Items from a dataset:
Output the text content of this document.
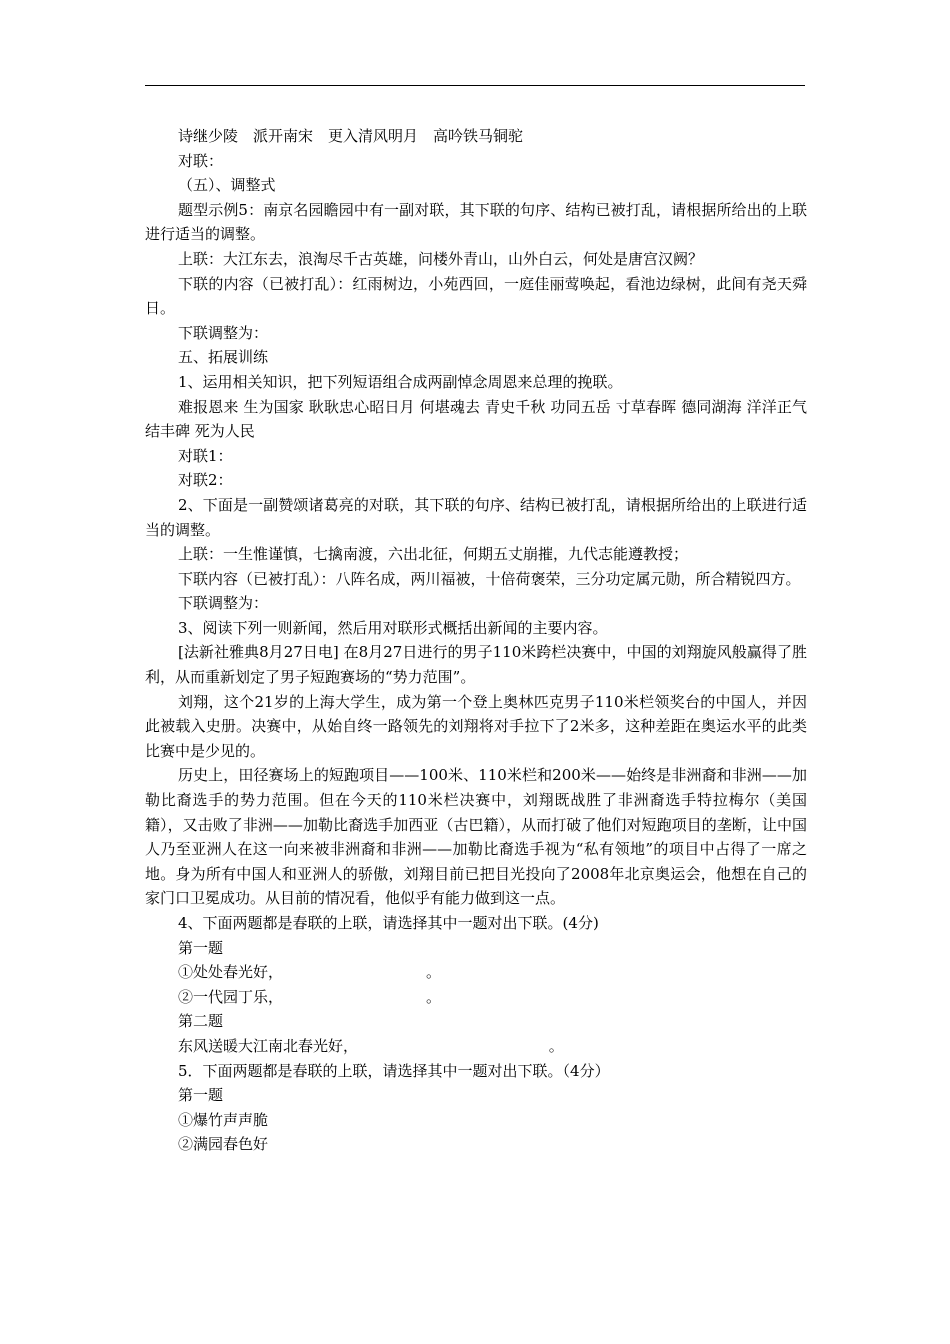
诗继少陵　派开南宋　更入清风明月　高吟铁马铜驼

对联：

（五）、调整式

题型示例5：南京名园瞻园中有一副对联，其下联的句序、结构已被打乱，请根据所给出的上联进行适当的调整。

上联：大江东去，浪淘尽千古英雄，问楼外青山，山外白云，何处是唐宫汉阙？

下联的内容（已被打乱）：红雨树边，小苑西回，一庭佳丽莺唤起，看池边绿树，此间有尧天舜日。

下联调整为：

五、拓展训练

1、运用相关知识，把下列短语组合成两副悼念周恩来总理的挽联。

难报恩来 生为国家 耿耿忠心昭日月 何堪魂去 青史千秋 功同五岳 寸草春晖 德同湖海 洋洋正气结丰碑 死为人民

对联1：

对联2：

2、下面是一副赞颂诸葛亮的对联，其下联的句序、结构已被打乱，请根据所给出的上联进行适当的调整。

上联：一生惟谨慎，七擒南渡，六出北征，何期五丈崩摧，九代志能遵教授；

下联内容（已被打乱）：八阵名成，两川福被，十倍荷褒荣，三分功定属元勋，所合精锐四方。

下联调整为：

3、阅读下列一则新闻，然后用对联形式概括出新闻的主要内容。

[法新社雅典8月27日电] 在8月27日进行的男子110米跨栏决赛中，中国的刘翔旋风般赢得了胜利，从而重新划定了男子短跑赛场的“势力范围”。

刘翔，这个21岁的上海大学生，成为第一个登上奥林匹克男子110米栏领奖台的中国人，并因此被载入史册。决赛中，从始自终一路领先的刘翔将对手拉下了2米多，这种差距在奥运水平的此类比赛中是少见的。

历史上，田径赛场上的短跑项目——100米、110米栏和200米——始终是非洲裔和非洲——加勒比裔选手的势力范围。但在今天的110米栏决赛中，刘翔既战胜了非洲裔选手特拉梅尔（美国籍），又击败了非洲——加勒比裔选手加西亚（古巴籍），从而打破了他们对短跑项目的垄断，让中国人乃至亚洲人在这一向来被非洲裔和非洲——加勒比裔选手视为“私有领地”的项目中占得了一席之地。身为所有中国人和亚洲人的骄傲，刘翔目前已把目光投向了2008年北京奥运会，他想在自己的家门口卫冕成功。从目前的情况看，他似乎有能力做到这一点。

4、下面两题都是春联的上联，请选择其中一题对出下联。(4分)

第一题

①处处春光好，                              。

②一代园丁乐，                              。

第二题

东风送暖大江南北春光好，                                        。

5．下面两题都是春联的上联，请选择其中一题对出下联。（4分）

第一题

①爆竹声声脆

②满园春色好
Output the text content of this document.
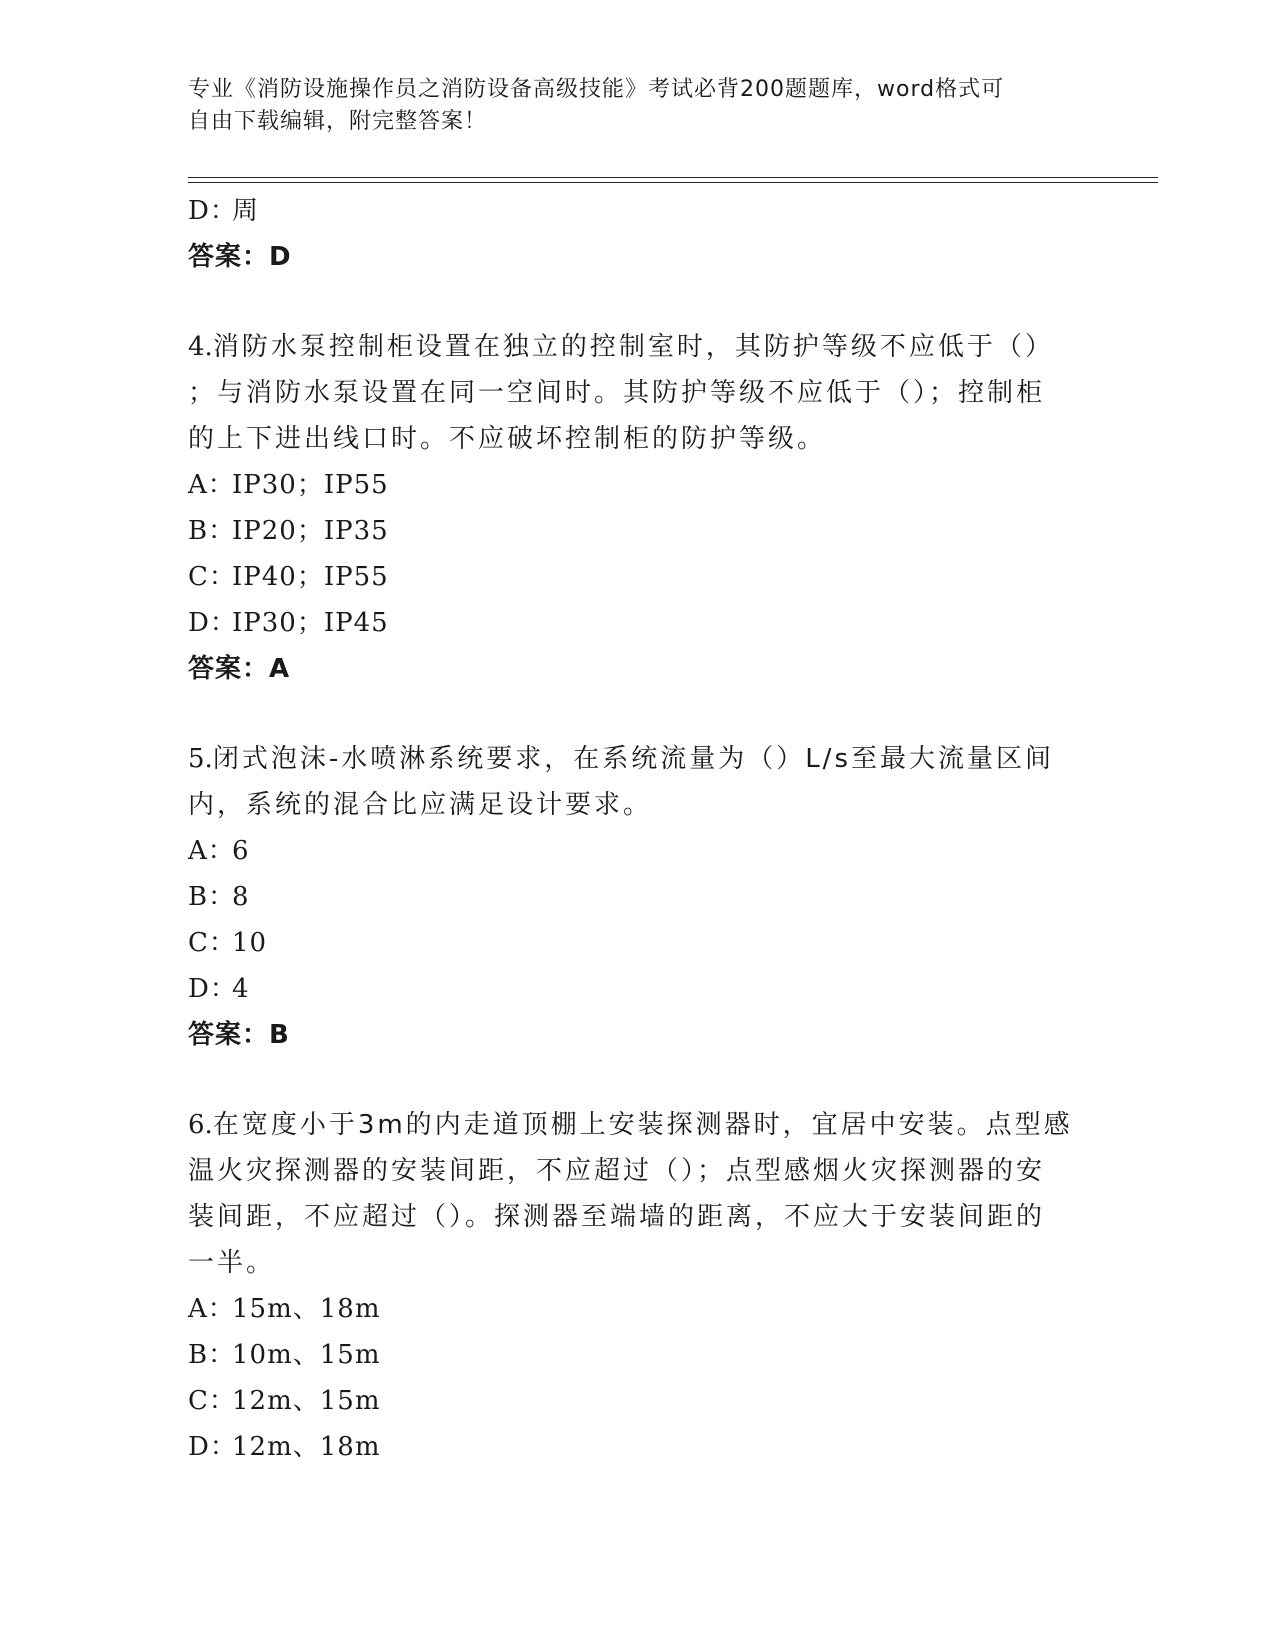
专业《消防设施操作员之消防设备高级技能》考试必背200题题库，word格式可
自由下载编辑，附完整答案！
D：周
答案：D
4.消防水泵控制柜设置在独立的控制室时，其防护等级不应低于（）
；与消防水泵设置在同一空间时。其防护等级不应低于（）；控制柜
的上下进出线口时。不应破坏控制柜的防护等级。
A：IP30；IP55
B：IP20；IP35
C：IP40；IP55
D：IP30；IP45
答案：A
5.闭式泡沫-水喷淋系统要求，在系统流量为（）L/s至最大流量区间
内，系统的混合比应满足设计要求。
A：6
B：8
C：10
D：4
答案：B
6.在宽度小于3m的内走道顶棚上安装探测器时，宜居中安装。点型感
温火灾探测器的安装间距，不应超过（）；点型感烟火灾探测器的安
装间距，不应超过（）。探测器至端墙的距离，不应大于安装间距的
一半。
A：15m、18m
B：10m、15m
C：12m、15m
D：12m、18m
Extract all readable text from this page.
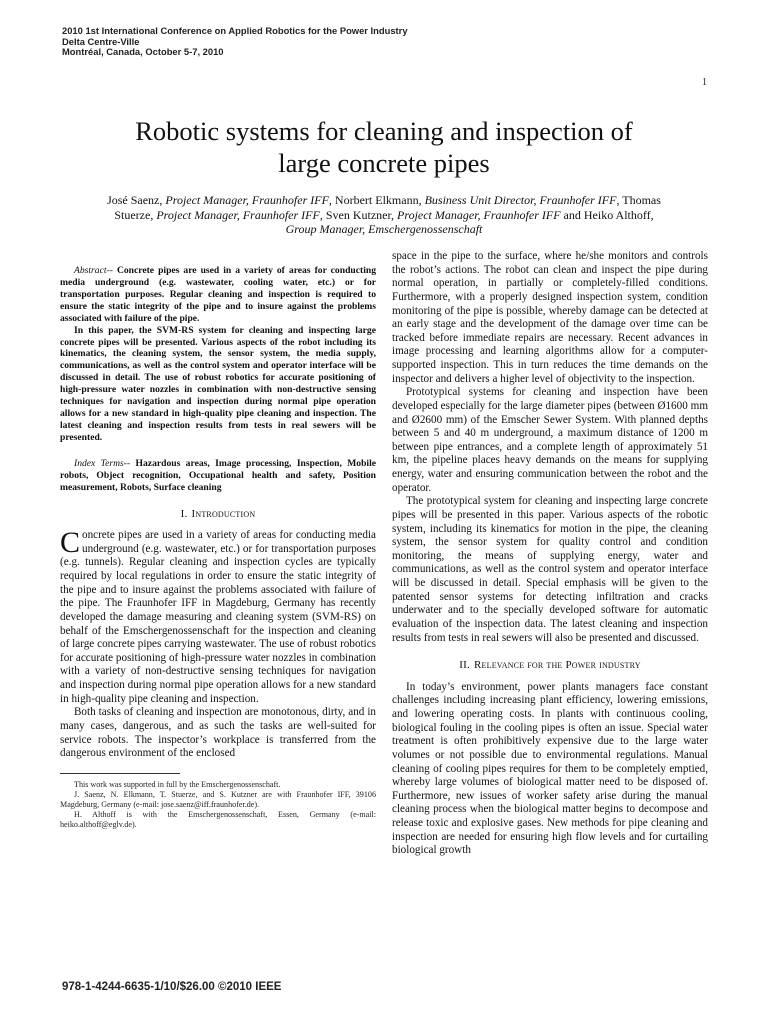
2010 1st International Conference on Applied Robotics for the Power Industry
Delta Centre-Ville
Montréal, Canada, October 5-7, 2010
1
Robotic systems for cleaning and inspection of
large concrete pipes
José Saenz, Project Manager, Fraunhofer IFF, Norbert Elkmann, Business Unit Director, Fraunhofer IFF, Thomas Stuerze, Project Manager, Fraunhofer IFF, Sven Kutzner, Project Manager, Fraunhofer IFF and Heiko Althoff, Group Manager, Emschergenossenschaft

Abstract-- Concrete pipes are used in a variety of areas for conducting media underground (e.g. wastewater, cooling water, etc.) or for transportation purposes. Regular cleaning and inspection is required to ensure the static integrity of the pipe and to insure against the problems associated with failure of the pipe.

In this paper, the SVM-RS system for cleaning and inspecting large concrete pipes will be presented. Various aspects of the robot including its kinematics, the cleaning system, the sensor system, the media supply, communications, as well as the control system and operator interface will be discussed in detail. The use of robust robotics for accurate positioning of high-pressure water nozzles in combination with non-destructive sensing techniques for navigation and inspection during normal pipe operation allows for a new standard in high-quality pipe cleaning and inspection. The latest cleaning and inspection results from tests in real sewers will be presented.

Index Terms-- Hazardous areas, Image processing, Inspection, Mobile robots, Object recognition, Occupational health and safety, Position measurement, Robots, Surface cleaning

I. Introduction

Concrete pipes are used in a variety of areas for conducting media underground (e.g. wastewater, etc.) or for transportation purposes (e.g. tunnels). Regular cleaning and inspection cycles are typically required by local regulations in order to ensure the static integrity of the pipe and to insure against the problems associated with failure of the pipe. The Fraunhofer IFF in Magdeburg, Germany has recently developed the damage measuring and cleaning system (SVM-RS) on behalf of the Emschergenossenschaft for the inspection and cleaning of large concrete pipes carrying wastewater. The use of robust robotics for accurate positioning of high-pressure water nozzles in combination with a variety of non-destructive sensing techniques for navigation and inspection during normal pipe operation allows for a new standard in high-quality pipe cleaning and inspection.

Both tasks of cleaning and inspection are monotonous, dirty, and in many cases, dangerous, and as such the tasks are well-suited for service robots. The inspector’s workplace is transferred from the dangerous environment of the enclosed

This work was supported in full by the Emschergenossenschaft.

J. Saenz, N. Elkmann, T. Stuerze, and S. Kutzner are with Fraunhofer IFF, 39106 Magdeburg, Germany (e-mail: jose.saenz@iff.fraunhofer.de).

H. Althoff is with the Emschergenossenschaft, Essen, Germany (e-mail: heiko.althoff@eglv.de).

space in the pipe to the surface, where he/she monitors and controls the robot’s actions. The robot can clean and inspect the pipe during normal operation, in partially or completely-filled conditions. Furthermore, with a properly designed inspection system, condition monitoring of the pipe is possible, whereby damage can be detected at an early stage and the development of the damage over time can be tracked before immediate repairs are necessary. Recent advances in image processing and learning algorithms allow for a computer-supported inspection. This in turn reduces the time demands on the inspector and delivers a higher level of objectivity to the inspection.

Prototypical systems for cleaning and inspection have been developed especially for the large diameter pipes (between Ø1600 mm and Ø2600 mm) of the Emscher Sewer System. With planned depths between 5 and 40 m underground, a maximum distance of 1200 m between pipe entrances, and a complete length of approximately 51 km, the pipeline places heavy demands on the means for supplying energy, water and ensuring communication between the robot and the operator.

The prototypical system for cleaning and inspecting large concrete pipes will be presented in this paper. Various aspects of the robotic system, including its kinematics for motion in the pipe, the cleaning system, the sensor system for quality control and condition monitoring, the means of supplying energy, water and communications, as well as the control system and operator interface will be discussed in detail. Special emphasis will be given to the patented sensor systems for detecting infiltration and cracks underwater and to the specially developed software for automatic evaluation of the inspection data. The latest cleaning and inspection results from tests in real sewers will also be presented and discussed.

II. Relevance for the Power industry

In today’s environment, power plants managers face constant challenges including increasing plant efficiency, lowering emissions, and lowering operating costs. In plants with continuous cooling, biological fouling in the cooling pipes is often an issue. Special water treatment is often prohibitively expensive due to the large water volumes or not possible due to environmental regulations. Manual cleaning of cooling pipes requires for them to be completely emptied, whereby large volumes of biological matter need to be disposed of. Furthermore, new issues of worker safety arise during the manual cleaning process when the biological matter begins to decompose and release toxic and explosive gases. New methods for pipe cleaning and inspection are needed for ensuring high flow levels and for curtailing biological growth

978-1-4244-6635-1/10/$26.00 ©2010 IEEE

- **What is required**
Identify the lines of the data that contain the word "其下联的句序". Copy each of them.

- **Full output**
题型示例5：南京名园瞻园中有一副对联，其下联的句序、结构已被打乱，请根据所给出的上联进行适当的调整。
2、下面是一副赞颂诸葛亮的对联，其下联的句序、结构已被打乱，请根据所给出的上联进行适当的调整。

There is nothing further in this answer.